__REQUEST__: Return all entries word for word, but drop any images.

__INPUT ROWS__:
• • • • •

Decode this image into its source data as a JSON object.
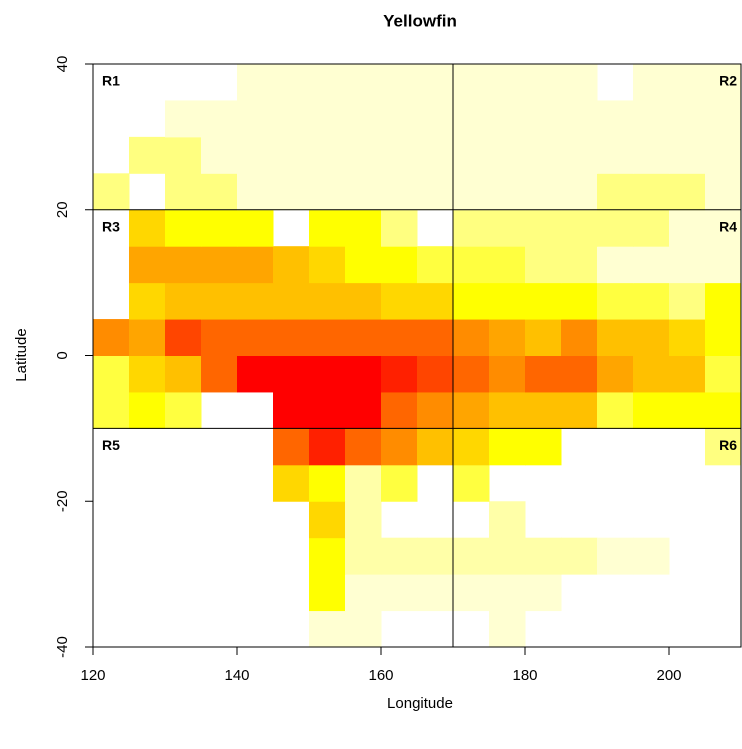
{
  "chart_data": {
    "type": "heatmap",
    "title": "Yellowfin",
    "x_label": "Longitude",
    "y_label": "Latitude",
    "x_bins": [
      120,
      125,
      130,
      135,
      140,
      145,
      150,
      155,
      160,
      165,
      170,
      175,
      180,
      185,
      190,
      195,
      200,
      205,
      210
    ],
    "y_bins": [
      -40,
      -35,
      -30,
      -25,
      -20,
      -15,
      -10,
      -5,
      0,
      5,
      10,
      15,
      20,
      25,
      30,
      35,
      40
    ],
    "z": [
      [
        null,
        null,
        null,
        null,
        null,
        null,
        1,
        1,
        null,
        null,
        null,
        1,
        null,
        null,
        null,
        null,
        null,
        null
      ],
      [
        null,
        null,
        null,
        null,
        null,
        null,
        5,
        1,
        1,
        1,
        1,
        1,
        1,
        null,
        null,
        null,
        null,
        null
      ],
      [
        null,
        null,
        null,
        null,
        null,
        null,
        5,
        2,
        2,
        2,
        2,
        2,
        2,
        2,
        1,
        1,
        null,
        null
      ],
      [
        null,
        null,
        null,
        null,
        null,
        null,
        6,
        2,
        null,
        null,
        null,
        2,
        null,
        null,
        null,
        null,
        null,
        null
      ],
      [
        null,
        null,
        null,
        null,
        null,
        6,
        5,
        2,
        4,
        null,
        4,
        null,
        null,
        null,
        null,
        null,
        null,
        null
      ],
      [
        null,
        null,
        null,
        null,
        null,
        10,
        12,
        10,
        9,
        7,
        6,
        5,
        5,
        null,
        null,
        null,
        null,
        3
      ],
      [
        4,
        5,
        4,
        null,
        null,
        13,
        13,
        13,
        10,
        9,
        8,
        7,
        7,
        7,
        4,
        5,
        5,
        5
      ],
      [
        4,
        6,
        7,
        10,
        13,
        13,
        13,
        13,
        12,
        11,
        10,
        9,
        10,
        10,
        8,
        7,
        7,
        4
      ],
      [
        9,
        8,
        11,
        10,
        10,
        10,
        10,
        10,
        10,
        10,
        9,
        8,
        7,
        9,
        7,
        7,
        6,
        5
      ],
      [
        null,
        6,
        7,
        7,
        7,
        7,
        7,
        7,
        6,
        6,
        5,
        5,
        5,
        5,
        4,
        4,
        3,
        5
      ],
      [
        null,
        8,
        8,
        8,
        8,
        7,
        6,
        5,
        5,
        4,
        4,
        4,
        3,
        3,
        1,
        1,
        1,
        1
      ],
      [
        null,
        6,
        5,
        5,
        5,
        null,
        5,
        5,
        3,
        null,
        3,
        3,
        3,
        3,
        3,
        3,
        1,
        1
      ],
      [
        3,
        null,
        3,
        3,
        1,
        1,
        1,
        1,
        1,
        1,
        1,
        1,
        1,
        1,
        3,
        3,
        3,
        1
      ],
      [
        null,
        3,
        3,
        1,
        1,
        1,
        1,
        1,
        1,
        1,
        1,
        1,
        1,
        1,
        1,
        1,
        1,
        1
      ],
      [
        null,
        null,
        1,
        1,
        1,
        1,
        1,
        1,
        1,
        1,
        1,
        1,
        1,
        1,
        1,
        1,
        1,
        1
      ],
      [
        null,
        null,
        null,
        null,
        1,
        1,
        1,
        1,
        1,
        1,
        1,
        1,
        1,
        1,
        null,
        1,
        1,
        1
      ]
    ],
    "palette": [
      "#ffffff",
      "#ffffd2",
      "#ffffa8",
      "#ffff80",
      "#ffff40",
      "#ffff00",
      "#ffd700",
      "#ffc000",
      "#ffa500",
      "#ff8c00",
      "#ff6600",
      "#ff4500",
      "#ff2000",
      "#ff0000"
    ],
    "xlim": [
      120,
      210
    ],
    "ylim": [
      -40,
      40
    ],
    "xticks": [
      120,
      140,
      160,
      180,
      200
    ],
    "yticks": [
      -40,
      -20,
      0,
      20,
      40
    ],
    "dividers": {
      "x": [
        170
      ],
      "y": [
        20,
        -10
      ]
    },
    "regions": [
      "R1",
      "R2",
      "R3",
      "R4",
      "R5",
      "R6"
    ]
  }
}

• • • • •

__RIGHT ANSWER__:
Decode this image into its source data as a JSON object.
{
  "chart_data": {
    "type": "heatmap",
    "title": "Yellowfin",
    "x_label": "Longitude",
    "y_label": "Latitude",
    "x_bins": [
      120,
      125,
      130,
      135,
      140,
      145,
      150,
      155,
      160,
      165,
      170,
      175,
      180,
      185,
      190,
      195,
      200,
      205,
      210
    ],
    "y_bins": [
      -40,
      -35,
      -30,
      -25,
      -20,
      -15,
      -10,
      -5,
      0,
      5,
      10,
      15,
      20,
      25,
      30,
      35,
      40
    ],
    "z": [
      [
        null,
        null,
        null,
        null,
        null,
        null,
        1,
        1,
        null,
        null,
        null,
        1,
        null,
        null,
        null,
        null,
        null,
        null
      ],
      [
        null,
        null,
        null,
        null,
        null,
        null,
        5,
        1,
        1,
        1,
        1,
        1,
        1,
        null,
        null,
        null,
        null,
        null
      ],
      [
        null,
        null,
        null,
        null,
        null,
        null,
        5,
        2,
        2,
        2,
        2,
        2,
        2,
        2,
        1,
        1,
        null,
        null
      ],
      [
        null,
        null,
        null,
        null,
        null,
        null,
        6,
        2,
        null,
        null,
        null,
        2,
        null,
        null,
        null,
        null,
        null,
        null
      ],
      [
        null,
        null,
        null,
        null,
        null,
        6,
        5,
        2,
        4,
        null,
        4,
        null,
        null,
        null,
        null,
        null,
        null,
        null
      ],
      [
        null,
        null,
        null,
        null,
        null,
        10,
        12,
        10,
        9,
        7,
        6,
        5,
        5,
        null,
        null,
        null,
        null,
        3
      ],
      [
        4,
        5,
        4,
        null,
        null,
        13,
        13,
        13,
        10,
        9,
        8,
        7,
        7,
        7,
        4,
        5,
        5,
        5
      ],
      [
        4,
        6,
        7,
        10,
        13,
        13,
        13,
        13,
        12,
        11,
        10,
        9,
        10,
        10,
        8,
        7,
        7,
        4
      ],
      [
        9,
        8,
        11,
        10,
        10,
        10,
        10,
        10,
        10,
        10,
        9,
        8,
        7,
        9,
        7,
        7,
        6,
        5
      ],
      [
        null,
        6,
        7,
        7,
        7,
        7,
        7,
        7,
        6,
        6,
        5,
        5,
        5,
        5,
        4,
        4,
        3,
        5
      ],
      [
        null,
        8,
        8,
        8,
        8,
        7,
        6,
        5,
        5,
        4,
        4,
        4,
        3,
        3,
        1,
        1,
        1,
        1
      ],
      [
        null,
        6,
        5,
        5,
        5,
        null,
        5,
        5,
        3,
        null,
        3,
        3,
        3,
        3,
        3,
        3,
        1,
        1
      ],
      [
        3,
        null,
        3,
        3,
        1,
        1,
        1,
        1,
        1,
        1,
        1,
        1,
        1,
        1,
        3,
        3,
        3,
        1
      ],
      [
        null,
        3,
        3,
        1,
        1,
        1,
        1,
        1,
        1,
        1,
        1,
        1,
        1,
        1,
        1,
        1,
        1,
        1
      ],
      [
        null,
        null,
        1,
        1,
        1,
        1,
        1,
        1,
        1,
        1,
        1,
        1,
        1,
        1,
        1,
        1,
        1,
        1
      ],
      [
        null,
        null,
        null,
        null,
        1,
        1,
        1,
        1,
        1,
        1,
        1,
        1,
        1,
        1,
        null,
        1,
        1,
        1
      ]
    ],
    "palette": [
      "#ffffff",
      "#ffffd2",
      "#ffffa8",
      "#ffff80",
      "#ffff40",
      "#ffff00",
      "#ffd700",
      "#ffc000",
      "#ffa500",
      "#ff8c00",
      "#ff6600",
      "#ff4500",
      "#ff2000",
      "#ff0000"
    ],
    "xlim": [
      120,
      210
    ],
    "ylim": [
      -40,
      40
    ],
    "xticks": [
      120,
      140,
      160,
      180,
      200
    ],
    "yticks": [
      -40,
      -20,
      0,
      20,
      40
    ],
    "dividers": {
      "x": [
        170
      ],
      "y": [
        20,
        -10
      ]
    },
    "regions": [
      "R1",
      "R2",
      "R3",
      "R4",
      "R5",
      "R6"
    ]
  }
}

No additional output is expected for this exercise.